[GOAL OF THE EXERCISE]:
Are you able to quote each entry exactly as written?

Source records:
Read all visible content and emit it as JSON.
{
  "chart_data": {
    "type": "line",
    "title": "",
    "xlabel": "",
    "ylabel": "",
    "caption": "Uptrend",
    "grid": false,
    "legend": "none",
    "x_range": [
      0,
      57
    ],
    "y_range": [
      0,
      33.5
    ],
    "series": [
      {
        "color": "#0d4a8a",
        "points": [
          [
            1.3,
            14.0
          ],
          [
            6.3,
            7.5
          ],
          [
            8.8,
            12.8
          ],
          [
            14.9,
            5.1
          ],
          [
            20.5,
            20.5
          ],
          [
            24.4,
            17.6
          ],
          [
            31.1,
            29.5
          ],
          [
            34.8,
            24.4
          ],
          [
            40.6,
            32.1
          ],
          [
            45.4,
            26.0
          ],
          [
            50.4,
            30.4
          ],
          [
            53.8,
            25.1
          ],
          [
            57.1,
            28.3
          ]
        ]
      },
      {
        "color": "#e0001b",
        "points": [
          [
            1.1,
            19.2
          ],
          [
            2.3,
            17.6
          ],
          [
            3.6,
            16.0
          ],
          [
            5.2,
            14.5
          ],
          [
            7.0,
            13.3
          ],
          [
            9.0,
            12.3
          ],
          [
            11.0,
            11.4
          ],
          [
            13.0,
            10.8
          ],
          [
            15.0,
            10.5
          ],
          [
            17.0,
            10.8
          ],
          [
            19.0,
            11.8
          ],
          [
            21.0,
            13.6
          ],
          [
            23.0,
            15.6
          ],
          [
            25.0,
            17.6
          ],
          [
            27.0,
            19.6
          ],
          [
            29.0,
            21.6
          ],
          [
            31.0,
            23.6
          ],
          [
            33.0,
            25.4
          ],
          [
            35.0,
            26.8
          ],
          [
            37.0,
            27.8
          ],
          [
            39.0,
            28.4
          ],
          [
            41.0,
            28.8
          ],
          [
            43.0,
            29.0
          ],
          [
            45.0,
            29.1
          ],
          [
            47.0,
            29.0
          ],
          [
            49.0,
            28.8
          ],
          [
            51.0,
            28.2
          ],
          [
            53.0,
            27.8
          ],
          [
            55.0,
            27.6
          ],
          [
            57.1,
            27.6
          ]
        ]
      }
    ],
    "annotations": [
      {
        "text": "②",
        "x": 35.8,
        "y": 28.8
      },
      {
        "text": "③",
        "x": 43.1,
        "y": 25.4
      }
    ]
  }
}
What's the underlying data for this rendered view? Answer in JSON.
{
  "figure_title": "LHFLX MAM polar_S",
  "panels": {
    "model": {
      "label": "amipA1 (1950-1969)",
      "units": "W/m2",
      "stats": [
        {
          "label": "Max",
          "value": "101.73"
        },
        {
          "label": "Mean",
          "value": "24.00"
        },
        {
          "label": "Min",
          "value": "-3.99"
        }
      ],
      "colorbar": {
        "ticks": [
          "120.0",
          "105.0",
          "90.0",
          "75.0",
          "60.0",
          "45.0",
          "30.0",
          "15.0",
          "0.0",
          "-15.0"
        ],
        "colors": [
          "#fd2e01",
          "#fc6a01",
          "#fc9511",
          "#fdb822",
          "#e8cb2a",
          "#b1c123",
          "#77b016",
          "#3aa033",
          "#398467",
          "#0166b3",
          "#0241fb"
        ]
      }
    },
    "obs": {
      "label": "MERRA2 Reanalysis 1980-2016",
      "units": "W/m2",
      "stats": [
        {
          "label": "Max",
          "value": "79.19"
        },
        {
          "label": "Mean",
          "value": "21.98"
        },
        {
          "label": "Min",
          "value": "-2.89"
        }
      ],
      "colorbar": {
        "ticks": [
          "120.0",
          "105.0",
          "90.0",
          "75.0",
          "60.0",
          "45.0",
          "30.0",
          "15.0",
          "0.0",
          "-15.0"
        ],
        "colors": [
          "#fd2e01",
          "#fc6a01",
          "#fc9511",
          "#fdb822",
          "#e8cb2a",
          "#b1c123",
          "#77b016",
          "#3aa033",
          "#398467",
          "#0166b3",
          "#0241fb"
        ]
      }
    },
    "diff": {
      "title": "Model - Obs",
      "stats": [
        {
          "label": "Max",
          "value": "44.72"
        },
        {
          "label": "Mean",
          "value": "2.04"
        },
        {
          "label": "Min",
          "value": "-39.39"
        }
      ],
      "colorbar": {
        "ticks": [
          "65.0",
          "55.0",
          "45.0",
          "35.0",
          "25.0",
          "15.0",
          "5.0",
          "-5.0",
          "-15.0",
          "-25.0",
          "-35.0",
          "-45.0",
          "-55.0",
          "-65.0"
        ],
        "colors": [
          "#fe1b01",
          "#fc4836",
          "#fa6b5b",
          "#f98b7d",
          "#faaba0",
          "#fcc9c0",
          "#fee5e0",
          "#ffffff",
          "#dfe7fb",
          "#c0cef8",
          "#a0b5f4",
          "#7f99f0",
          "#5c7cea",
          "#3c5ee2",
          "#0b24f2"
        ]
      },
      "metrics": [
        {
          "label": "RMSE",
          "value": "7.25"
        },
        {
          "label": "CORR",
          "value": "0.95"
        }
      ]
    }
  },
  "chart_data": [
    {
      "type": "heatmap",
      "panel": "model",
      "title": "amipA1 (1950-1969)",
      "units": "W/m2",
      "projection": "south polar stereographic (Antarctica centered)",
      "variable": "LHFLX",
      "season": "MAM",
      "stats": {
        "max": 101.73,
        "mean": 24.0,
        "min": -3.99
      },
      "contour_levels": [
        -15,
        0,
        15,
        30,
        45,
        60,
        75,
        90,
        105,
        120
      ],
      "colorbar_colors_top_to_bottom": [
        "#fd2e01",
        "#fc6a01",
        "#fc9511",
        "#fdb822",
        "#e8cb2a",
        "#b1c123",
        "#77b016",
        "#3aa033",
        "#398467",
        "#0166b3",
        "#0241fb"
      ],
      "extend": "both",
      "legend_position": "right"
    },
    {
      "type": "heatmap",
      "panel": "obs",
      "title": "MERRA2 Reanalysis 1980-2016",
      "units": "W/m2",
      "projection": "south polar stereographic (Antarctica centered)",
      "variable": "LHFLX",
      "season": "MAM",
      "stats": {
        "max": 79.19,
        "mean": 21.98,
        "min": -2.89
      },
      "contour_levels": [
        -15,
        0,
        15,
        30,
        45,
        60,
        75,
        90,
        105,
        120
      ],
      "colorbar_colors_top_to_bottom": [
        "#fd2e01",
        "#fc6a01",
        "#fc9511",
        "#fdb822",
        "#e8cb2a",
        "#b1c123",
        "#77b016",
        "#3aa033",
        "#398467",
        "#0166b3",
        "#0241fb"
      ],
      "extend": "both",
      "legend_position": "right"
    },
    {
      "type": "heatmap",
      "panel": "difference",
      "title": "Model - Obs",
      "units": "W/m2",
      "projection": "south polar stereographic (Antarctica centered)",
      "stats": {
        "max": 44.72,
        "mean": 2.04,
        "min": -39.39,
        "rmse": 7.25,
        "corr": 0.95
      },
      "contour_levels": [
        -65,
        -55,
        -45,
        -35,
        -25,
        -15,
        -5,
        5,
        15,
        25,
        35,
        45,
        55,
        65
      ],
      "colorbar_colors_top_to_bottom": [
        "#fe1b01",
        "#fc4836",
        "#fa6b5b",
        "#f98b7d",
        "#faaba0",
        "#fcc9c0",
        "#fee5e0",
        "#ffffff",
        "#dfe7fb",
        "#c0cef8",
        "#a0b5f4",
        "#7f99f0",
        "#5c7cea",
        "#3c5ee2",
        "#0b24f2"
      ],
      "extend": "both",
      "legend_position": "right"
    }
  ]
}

[THE OUTPUT]:
Read all visible content and emit it as JSON.
{
  "chart_data": {
    "type": "line",
    "title": "",
    "xlabel": "",
    "ylabel": "",
    "caption": "Uptrend",
    "grid": false,
    "legend": "none",
    "x_range": [
      0,
      57
    ],
    "y_range": [
      0,
      33.5
    ],
    "series": [
      {
        "color": "#0d4a8a",
        "points": [
          [
            1.3,
            14.0
          ],
          [
            6.3,
            7.5
          ],
          [
            8.8,
            12.8
          ],
          [
            14.9,
            5.1
          ],
          [
            20.5,
            20.5
          ],
          [
            24.4,
            17.6
          ],
          [
            31.1,
            29.5
          ],
          [
            34.8,
            24.4
          ],
          [
            40.6,
            32.1
          ],
          [
            45.4,
            26.0
          ],
          [
            50.4,
            30.4
          ],
          [
            53.8,
            25.1
          ],
          [
            57.1,
            28.3
          ]
        ]
      },
      {
        "color": "#e0001b",
        "points": [
          [
            1.1,
            19.2
          ],
          [
            2.3,
            17.6
          ],
          [
            3.6,
            16.0
          ],
          [
            5.2,
            14.5
          ],
          [
            7.0,
            13.3
          ],
          [
            9.0,
            12.3
          ],
          [
            11.0,
            11.4
          ],
          [
            13.0,
            10.8
          ],
          [
            15.0,
            10.5
          ],
          [
            17.0,
            10.8
          ],
          [
            19.0,
            11.8
          ],
          [
            21.0,
            13.6
          ],
          [
            23.0,
            15.6
          ],
          [
            25.0,
            17.6
          ],
          [
            27.0,
            19.6
          ],
          [
            29.0,
            21.6
          ],
          [
            31.0,
            23.6
          ],
          [
            33.0,
            25.4
          ],
          [
            35.0,
            26.8
          ],
          [
            37.0,
            27.8
          ],
          [
            39.0,
            28.4
          ],
          [
            41.0,
            28.8
          ],
          [
            43.0,
            29.0
          ],
          [
            45.0,
            29.1
          ],
          [
            47.0,
            29.0
          ],
          [
            49.0,
            28.8
          ],
          [
            51.0,
            28.2
          ],
          [
            53.0,
            27.8
          ],
          [
            55.0,
            27.6
          ],
          [
            57.1,
            27.6
          ]
        ]
      }
    ],
    "annotations": [
      {
        "text": "②",
        "x": 35.8,
        "y": 28.8
      },
      {
        "text": "③",
        "x": 43.1,
        "y": 25.4
      }
    ]
  }
}
What's the underlying data for this rendered view? Answer in JSON.
{
  "figure_title": "LHFLX MAM polar_S",
  "panels": {
    "model": {
      "label": "amipA1 (1950-1969)",
      "units": "W/m2",
      "stats": [
        {
          "label": "Max",
          "value": "101.73"
        },
        {
          "label": "Mean",
          "value": "24.00"
        },
        {
          "label": "Min",
          "value": "-3.99"
        }
      ],
      "colorbar": {
        "ticks": [
          "120.0",
          "105.0",
          "90.0",
          "75.0",
          "60.0",
          "45.0",
          "30.0",
          "15.0",
          "0.0",
          "-15.0"
        ],
        "colors": [
          "#fd2e01",
          "#fc6a01",
          "#fc9511",
          "#fdb822",
          "#e8cb2a",
          "#b1c123",
          "#77b016",
          "#3aa033",
          "#398467",
          "#0166b3",
          "#0241fb"
        ]
      }
    },
    "obs": {
      "label": "MERRA2 Reanalysis 1980-2016",
      "units": "W/m2",
      "stats": [
        {
          "label": "Max",
          "value": "79.19"
        },
        {
          "label": "Mean",
          "value": "21.98"
        },
        {
          "label": "Min",
          "value": "-2.89"
        }
      ],
      "colorbar": {
        "ticks": [
          "120.0",
          "105.0",
          "90.0",
          "75.0",
          "60.0",
          "45.0",
          "30.0",
          "15.0",
          "0.0",
          "-15.0"
        ],
        "colors": [
          "#fd2e01",
          "#fc6a01",
          "#fc9511",
          "#fdb822",
          "#e8cb2a",
          "#b1c123",
          "#77b016",
          "#3aa033",
          "#398467",
          "#0166b3",
          "#0241fb"
        ]
      }
    },
    "diff": {
      "title": "Model - Obs",
      "stats": [
        {
          "label": "Max",
          "value": "44.72"
        },
        {
          "label": "Mean",
          "value": "2.04"
        },
        {
          "label": "Min",
          "value": "-39.39"
        }
      ],
      "colorbar": {
        "ticks": [
          "65.0",
          "55.0",
          "45.0",
          "35.0",
          "25.0",
          "15.0",
          "5.0",
          "-5.0",
          "-15.0",
          "-25.0",
          "-35.0",
          "-45.0",
          "-55.0",
          "-65.0"
        ],
        "colors": [
          "#fe1b01",
          "#fc4836",
          "#fa6b5b",
          "#f98b7d",
          "#faaba0",
          "#fcc9c0",
          "#fee5e0",
          "#ffffff",
          "#dfe7fb",
          "#c0cef8",
          "#a0b5f4",
          "#7f99f0",
          "#5c7cea",
          "#3c5ee2",
          "#0b24f2"
        ]
      },
      "metrics": [
        {
          "label": "RMSE",
          "value": "7.25"
        },
        {
          "label": "CORR",
          "value": "0.95"
        }
      ]
    }
  },
  "chart_data": [
    {
      "type": "heatmap",
      "panel": "model",
      "title": "amipA1 (1950-1969)",
      "units": "W/m2",
      "projection": "south polar stereographic (Antarctica centered)",
      "variable": "LHFLX",
      "season": "MAM",
      "stats": {
        "max": 101.73,
        "mean": 24.0,
        "min": -3.99
      },
      "contour_levels": [
        -15,
        0,
        15,
        30,
        45,
        60,
        75,
        90,
        105,
        120
      ],
      "colorbar_colors_top_to_bottom": [
        "#fd2e01",
        "#fc6a01",
        "#fc9511",
        "#fdb822",
        "#e8cb2a",
        "#b1c123",
        "#77b016",
        "#3aa033",
        "#398467",
        "#0166b3",
        "#0241fb"
      ],
      "extend": "both",
      "legend_position": "right"
    },
    {
      "type": "heatmap",
      "panel": "obs",
      "title": "MERRA2 Reanalysis 1980-2016",
      "units": "W/m2",
      "projection": "south polar stereographic (Antarctica centered)",
      "variable": "LHFLX",
      "season": "MAM",
      "stats": {
        "max": 79.19,
        "mean": 21.98,
        "min": -2.89
      },
      "contour_levels": [
        -15,
        0,
        15,
        30,
        45,
        60,
        75,
        90,
        105,
        120
      ],
      "colorbar_colors_top_to_bottom": [
        "#fd2e01",
        "#fc6a01",
        "#fc9511",
        "#fdb822",
        "#e8cb2a",
        "#b1c123",
        "#77b016",
        "#3aa033",
        "#398467",
        "#0166b3",
        "#0241fb"
      ],
      "extend": "both",
      "legend_position": "right"
    },
    {
      "type": "heatmap",
      "panel": "difference",
      "title": "Model - Obs",
      "units": "W/m2",
      "projection": "south polar stereographic (Antarctica centered)",
      "stats": {
        "max": 44.72,
        "mean": 2.04,
        "min": -39.39,
        "rmse": 7.25,
        "corr": 0.95
      },
      "contour_levels": [
        -65,
        -55,
        -45,
        -35,
        -25,
        -15,
        -5,
        5,
        15,
        25,
        35,
        45,
        55,
        65
      ],
      "colorbar_colors_top_to_bottom": [
        "#fe1b01",
        "#fc4836",
        "#fa6b5b",
        "#f98b7d",
        "#faaba0",
        "#fcc9c0",
        "#fee5e0",
        "#ffffff",
        "#dfe7fb",
        "#c0cef8",
        "#a0b5f4",
        "#7f99f0",
        "#5c7cea",
        "#3c5ee2",
        "#0b24f2"
      ],
      "extend": "both",
      "legend_position": "right"
    }
  ]
}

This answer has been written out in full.